[Start RECORDS SUPPLIED]
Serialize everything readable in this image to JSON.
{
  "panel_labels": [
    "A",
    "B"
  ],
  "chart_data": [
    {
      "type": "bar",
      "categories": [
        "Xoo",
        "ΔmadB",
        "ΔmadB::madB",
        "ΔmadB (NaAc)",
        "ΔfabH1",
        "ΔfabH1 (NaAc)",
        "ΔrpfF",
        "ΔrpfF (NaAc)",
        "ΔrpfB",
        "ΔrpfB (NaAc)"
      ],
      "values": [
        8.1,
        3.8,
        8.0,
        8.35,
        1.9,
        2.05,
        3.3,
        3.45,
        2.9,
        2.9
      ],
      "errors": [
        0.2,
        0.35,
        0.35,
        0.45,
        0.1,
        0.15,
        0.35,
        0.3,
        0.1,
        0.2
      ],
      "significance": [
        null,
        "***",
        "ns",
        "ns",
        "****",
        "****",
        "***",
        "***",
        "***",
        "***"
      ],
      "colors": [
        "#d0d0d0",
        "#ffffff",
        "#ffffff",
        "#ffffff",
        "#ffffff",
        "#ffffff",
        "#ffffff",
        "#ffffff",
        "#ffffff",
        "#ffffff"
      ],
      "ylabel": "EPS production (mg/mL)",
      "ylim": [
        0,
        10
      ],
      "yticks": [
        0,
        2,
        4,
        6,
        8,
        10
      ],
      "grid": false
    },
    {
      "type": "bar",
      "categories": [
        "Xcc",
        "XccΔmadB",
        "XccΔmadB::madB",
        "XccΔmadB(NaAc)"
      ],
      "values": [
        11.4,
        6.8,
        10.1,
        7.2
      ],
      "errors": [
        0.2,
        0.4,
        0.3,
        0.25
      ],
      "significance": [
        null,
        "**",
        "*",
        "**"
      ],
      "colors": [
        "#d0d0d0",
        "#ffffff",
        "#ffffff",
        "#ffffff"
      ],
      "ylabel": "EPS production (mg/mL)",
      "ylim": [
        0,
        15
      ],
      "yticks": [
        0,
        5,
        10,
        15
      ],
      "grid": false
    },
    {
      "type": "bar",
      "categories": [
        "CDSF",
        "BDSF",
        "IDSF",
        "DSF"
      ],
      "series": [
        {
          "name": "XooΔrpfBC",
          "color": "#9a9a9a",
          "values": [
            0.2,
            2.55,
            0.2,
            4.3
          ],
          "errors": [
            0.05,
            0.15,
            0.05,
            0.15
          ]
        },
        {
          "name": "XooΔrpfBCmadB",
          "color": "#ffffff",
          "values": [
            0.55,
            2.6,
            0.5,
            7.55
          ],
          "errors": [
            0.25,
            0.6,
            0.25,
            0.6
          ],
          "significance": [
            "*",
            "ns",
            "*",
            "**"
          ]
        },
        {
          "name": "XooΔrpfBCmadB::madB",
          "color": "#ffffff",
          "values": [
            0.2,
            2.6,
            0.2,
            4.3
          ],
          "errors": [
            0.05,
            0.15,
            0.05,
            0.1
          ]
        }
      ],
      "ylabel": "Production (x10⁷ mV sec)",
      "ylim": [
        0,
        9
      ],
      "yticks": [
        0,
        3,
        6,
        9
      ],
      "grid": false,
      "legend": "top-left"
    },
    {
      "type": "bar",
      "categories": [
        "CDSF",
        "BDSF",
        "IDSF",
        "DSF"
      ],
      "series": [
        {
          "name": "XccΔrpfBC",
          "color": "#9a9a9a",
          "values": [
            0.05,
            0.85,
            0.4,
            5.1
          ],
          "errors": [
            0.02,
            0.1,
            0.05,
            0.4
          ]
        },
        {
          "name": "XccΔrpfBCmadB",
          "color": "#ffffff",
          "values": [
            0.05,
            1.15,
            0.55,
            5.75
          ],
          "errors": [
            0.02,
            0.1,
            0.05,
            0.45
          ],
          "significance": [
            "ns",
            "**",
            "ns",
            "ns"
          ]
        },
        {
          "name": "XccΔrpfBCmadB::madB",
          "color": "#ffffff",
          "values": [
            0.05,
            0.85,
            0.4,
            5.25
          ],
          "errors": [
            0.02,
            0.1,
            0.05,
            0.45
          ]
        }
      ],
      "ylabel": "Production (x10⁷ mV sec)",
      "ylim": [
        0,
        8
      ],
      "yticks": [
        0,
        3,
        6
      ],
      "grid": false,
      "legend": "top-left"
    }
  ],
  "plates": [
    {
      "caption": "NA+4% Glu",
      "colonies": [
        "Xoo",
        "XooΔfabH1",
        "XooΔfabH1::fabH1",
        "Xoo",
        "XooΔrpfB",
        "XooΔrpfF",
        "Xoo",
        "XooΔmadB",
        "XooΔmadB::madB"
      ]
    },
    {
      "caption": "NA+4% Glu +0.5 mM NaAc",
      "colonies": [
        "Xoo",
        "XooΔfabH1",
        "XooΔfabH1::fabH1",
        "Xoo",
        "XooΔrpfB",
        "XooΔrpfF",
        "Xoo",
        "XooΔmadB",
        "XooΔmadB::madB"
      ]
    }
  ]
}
[End RECORDS SUPPLIED]
TASK GOAL: Write out every line exactly as it stands.

FULL ANSWER:
Serialize everything readable in this image to JSON.
{
  "panel_labels": [
    "A",
    "B"
  ],
  "chart_data": [
    {
      "type": "bar",
      "categories": [
        "Xoo",
        "ΔmadB",
        "ΔmadB::madB",
        "ΔmadB (NaAc)",
        "ΔfabH1",
        "ΔfabH1 (NaAc)",
        "ΔrpfF",
        "ΔrpfF (NaAc)",
        "ΔrpfB",
        "ΔrpfB (NaAc)"
      ],
      "values": [
        8.1,
        3.8,
        8.0,
        8.35,
        1.9,
        2.05,
        3.3,
        3.45,
        2.9,
        2.9
      ],
      "errors": [
        0.2,
        0.35,
        0.35,
        0.45,
        0.1,
        0.15,
        0.35,
        0.3,
        0.1,
        0.2
      ],
      "significance": [
        null,
        "***",
        "ns",
        "ns",
        "****",
        "****",
        "***",
        "***",
        "***",
        "***"
      ],
      "colors": [
        "#d0d0d0",
        "#ffffff",
        "#ffffff",
        "#ffffff",
        "#ffffff",
        "#ffffff",
        "#ffffff",
        "#ffffff",
        "#ffffff",
        "#ffffff"
      ],
      "ylabel": "EPS production (mg/mL)",
      "ylim": [
        0,
        10
      ],
      "yticks": [
        0,
        2,
        4,
        6,
        8,
        10
      ],
      "grid": false
    },
    {
      "type": "bar",
      "categories": [
        "Xcc",
        "XccΔmadB",
        "XccΔmadB::madB",
        "XccΔmadB(NaAc)"
      ],
      "values": [
        11.4,
        6.8,
        10.1,
        7.2
      ],
      "errors": [
        0.2,
        0.4,
        0.3,
        0.25
      ],
      "significance": [
        null,
        "**",
        "*",
        "**"
      ],
      "colors": [
        "#d0d0d0",
        "#ffffff",
        "#ffffff",
        "#ffffff"
      ],
      "ylabel": "EPS production (mg/mL)",
      "ylim": [
        0,
        15
      ],
      "yticks": [
        0,
        5,
        10,
        15
      ],
      "grid": false
    },
    {
      "type": "bar",
      "categories": [
        "CDSF",
        "BDSF",
        "IDSF",
        "DSF"
      ],
      "series": [
        {
          "name": "XooΔrpfBC",
          "color": "#9a9a9a",
          "values": [
            0.2,
            2.55,
            0.2,
            4.3
          ],
          "errors": [
            0.05,
            0.15,
            0.05,
            0.15
          ]
        },
        {
          "name": "XooΔrpfBCmadB",
          "color": "#ffffff",
          "values": [
            0.55,
            2.6,
            0.5,
            7.55
          ],
          "errors": [
            0.25,
            0.6,
            0.25,
            0.6
          ],
          "significance": [
            "*",
            "ns",
            "*",
            "**"
          ]
        },
        {
          "name": "XooΔrpfBCmadB::madB",
          "color": "#ffffff",
          "values": [
            0.2,
            2.6,
            0.2,
            4.3
          ],
          "errors": [
            0.05,
            0.15,
            0.05,
            0.1
          ]
        }
      ],
      "ylabel": "Production (x10⁷ mV sec)",
      "ylim": [
        0,
        9
      ],
      "yticks": [
        0,
        3,
        6,
        9
      ],
      "grid": false,
      "legend": "top-left"
    },
    {
      "type": "bar",
      "categories": [
        "CDSF",
        "BDSF",
        "IDSF",
        "DSF"
      ],
      "series": [
        {
          "name": "XccΔrpfBC",
          "color": "#9a9a9a",
          "values": [
            0.05,
            0.85,
            0.4,
            5.1
          ],
          "errors": [
            0.02,
            0.1,
            0.05,
            0.4
          ]
        },
        {
          "name": "XccΔrpfBCmadB",
          "color": "#ffffff",
          "values": [
            0.05,
            1.15,
            0.55,
            5.75
          ],
          "errors": [
            0.02,
            0.1,
            0.05,
            0.45
          ],
          "significance": [
            "ns",
            "**",
            "ns",
            "ns"
          ]
        },
        {
          "name": "XccΔrpfBCmadB::madB",
          "color": "#ffffff",
          "values": [
            0.05,
            0.85,
            0.4,
            5.25
          ],
          "errors": [
            0.02,
            0.1,
            0.05,
            0.45
          ]
        }
      ],
      "ylabel": "Production (x10⁷ mV sec)",
      "ylim": [
        0,
        8
      ],
      "yticks": [
        0,
        3,
        6
      ],
      "grid": false,
      "legend": "top-left"
    }
  ],
  "plates": [
    {
      "caption": "NA+4% Glu",
      "colonies": [
        "Xoo",
        "XooΔfabH1",
        "XooΔfabH1::fabH1",
        "Xoo",
        "XooΔrpfB",
        "XooΔrpfF",
        "Xoo",
        "XooΔmadB",
        "XooΔmadB::madB"
      ]
    },
    {
      "caption": "NA+4% Glu +0.5 mM NaAc",
      "colonies": [
        "Xoo",
        "XooΔfabH1",
        "XooΔfabH1::fabH1",
        "Xoo",
        "XooΔrpfB",
        "XooΔrpfF",
        "Xoo",
        "XooΔmadB",
        "XooΔmadB::madB"
      ]
    }
  ]
}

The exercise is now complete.